- **Short exercise**:
Reproduce all entries precisely as they are written.

- **Provided information**:

==============================

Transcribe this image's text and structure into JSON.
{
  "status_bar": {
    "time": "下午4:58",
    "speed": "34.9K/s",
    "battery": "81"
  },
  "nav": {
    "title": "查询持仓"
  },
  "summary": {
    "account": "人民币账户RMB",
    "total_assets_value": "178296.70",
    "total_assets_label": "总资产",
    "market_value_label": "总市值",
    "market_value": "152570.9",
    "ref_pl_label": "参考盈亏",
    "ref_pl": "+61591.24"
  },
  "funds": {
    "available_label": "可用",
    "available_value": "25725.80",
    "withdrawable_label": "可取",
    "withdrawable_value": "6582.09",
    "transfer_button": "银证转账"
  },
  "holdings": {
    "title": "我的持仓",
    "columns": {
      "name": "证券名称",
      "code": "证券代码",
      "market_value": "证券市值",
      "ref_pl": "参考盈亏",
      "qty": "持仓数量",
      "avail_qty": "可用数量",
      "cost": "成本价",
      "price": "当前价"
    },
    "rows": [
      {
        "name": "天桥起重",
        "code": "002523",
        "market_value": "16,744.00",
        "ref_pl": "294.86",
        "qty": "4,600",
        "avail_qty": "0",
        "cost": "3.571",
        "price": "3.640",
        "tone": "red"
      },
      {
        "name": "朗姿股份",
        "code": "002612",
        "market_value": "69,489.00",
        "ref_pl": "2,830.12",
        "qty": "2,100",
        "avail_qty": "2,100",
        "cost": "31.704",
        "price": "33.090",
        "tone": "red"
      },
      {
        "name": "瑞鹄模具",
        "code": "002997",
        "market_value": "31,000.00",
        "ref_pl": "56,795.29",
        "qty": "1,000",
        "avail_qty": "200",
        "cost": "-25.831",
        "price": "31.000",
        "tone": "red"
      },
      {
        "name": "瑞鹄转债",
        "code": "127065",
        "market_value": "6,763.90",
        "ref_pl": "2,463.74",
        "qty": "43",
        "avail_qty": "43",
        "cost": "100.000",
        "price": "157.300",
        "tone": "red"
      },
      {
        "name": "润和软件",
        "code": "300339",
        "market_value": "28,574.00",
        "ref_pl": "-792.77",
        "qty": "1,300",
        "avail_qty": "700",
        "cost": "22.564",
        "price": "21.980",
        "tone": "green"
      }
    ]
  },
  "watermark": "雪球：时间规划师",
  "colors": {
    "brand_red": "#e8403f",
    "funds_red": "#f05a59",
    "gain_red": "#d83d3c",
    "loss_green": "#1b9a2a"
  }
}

==============================

- **Reply**:
Transcribe this image's text and structure into JSON.
{
  "status_bar": {
    "time": "下午4:58",
    "speed": "34.9K/s",
    "battery": "81"
  },
  "nav": {
    "title": "查询持仓"
  },
  "summary": {
    "account": "人民币账户RMB",
    "total_assets_value": "178296.70",
    "total_assets_label": "总资产",
    "market_value_label": "总市值",
    "market_value": "152570.9",
    "ref_pl_label": "参考盈亏",
    "ref_pl": "+61591.24"
  },
  "funds": {
    "available_label": "可用",
    "available_value": "25725.80",
    "withdrawable_label": "可取",
    "withdrawable_value": "6582.09",
    "transfer_button": "银证转账"
  },
  "holdings": {
    "title": "我的持仓",
    "columns": {
      "name": "证券名称",
      "code": "证券代码",
      "market_value": "证券市值",
      "ref_pl": "参考盈亏",
      "qty": "持仓数量",
      "avail_qty": "可用数量",
      "cost": "成本价",
      "price": "当前价"
    },
    "rows": [
      {
        "name": "天桥起重",
        "code": "002523",
        "market_value": "16,744.00",
        "ref_pl": "294.86",
        "qty": "4,600",
        "avail_qty": "0",
        "cost": "3.571",
        "price": "3.640",
        "tone": "red"
      },
      {
        "name": "朗姿股份",
        "code": "002612",
        "market_value": "69,489.00",
        "ref_pl": "2,830.12",
        "qty": "2,100",
        "avail_qty": "2,100",
        "cost": "31.704",
        "price": "33.090",
        "tone": "red"
      },
      {
        "name": "瑞鹄模具",
        "code": "002997",
        "market_value": "31,000.00",
        "ref_pl": "56,795.29",
        "qty": "1,000",
        "avail_qty": "200",
        "cost": "-25.831",
        "price": "31.000",
        "tone": "red"
      },
      {
        "name": "瑞鹄转债",
        "code": "127065",
        "market_value": "6,763.90",
        "ref_pl": "2,463.74",
        "qty": "43",
        "avail_qty": "43",
        "cost": "100.000",
        "price": "157.300",
        "tone": "red"
      },
      {
        "name": "润和软件",
        "code": "300339",
        "market_value": "28,574.00",
        "ref_pl": "-792.77",
        "qty": "1,300",
        "avail_qty": "700",
        "cost": "22.564",
        "price": "21.980",
        "tone": "green"
      }
    ]
  },
  "watermark": "雪球：时间规划师",
  "colors": {
    "brand_red": "#e8403f",
    "funds_red": "#f05a59",
    "gain_red": "#d83d3c",
    "loss_green": "#1b9a2a"
  }
}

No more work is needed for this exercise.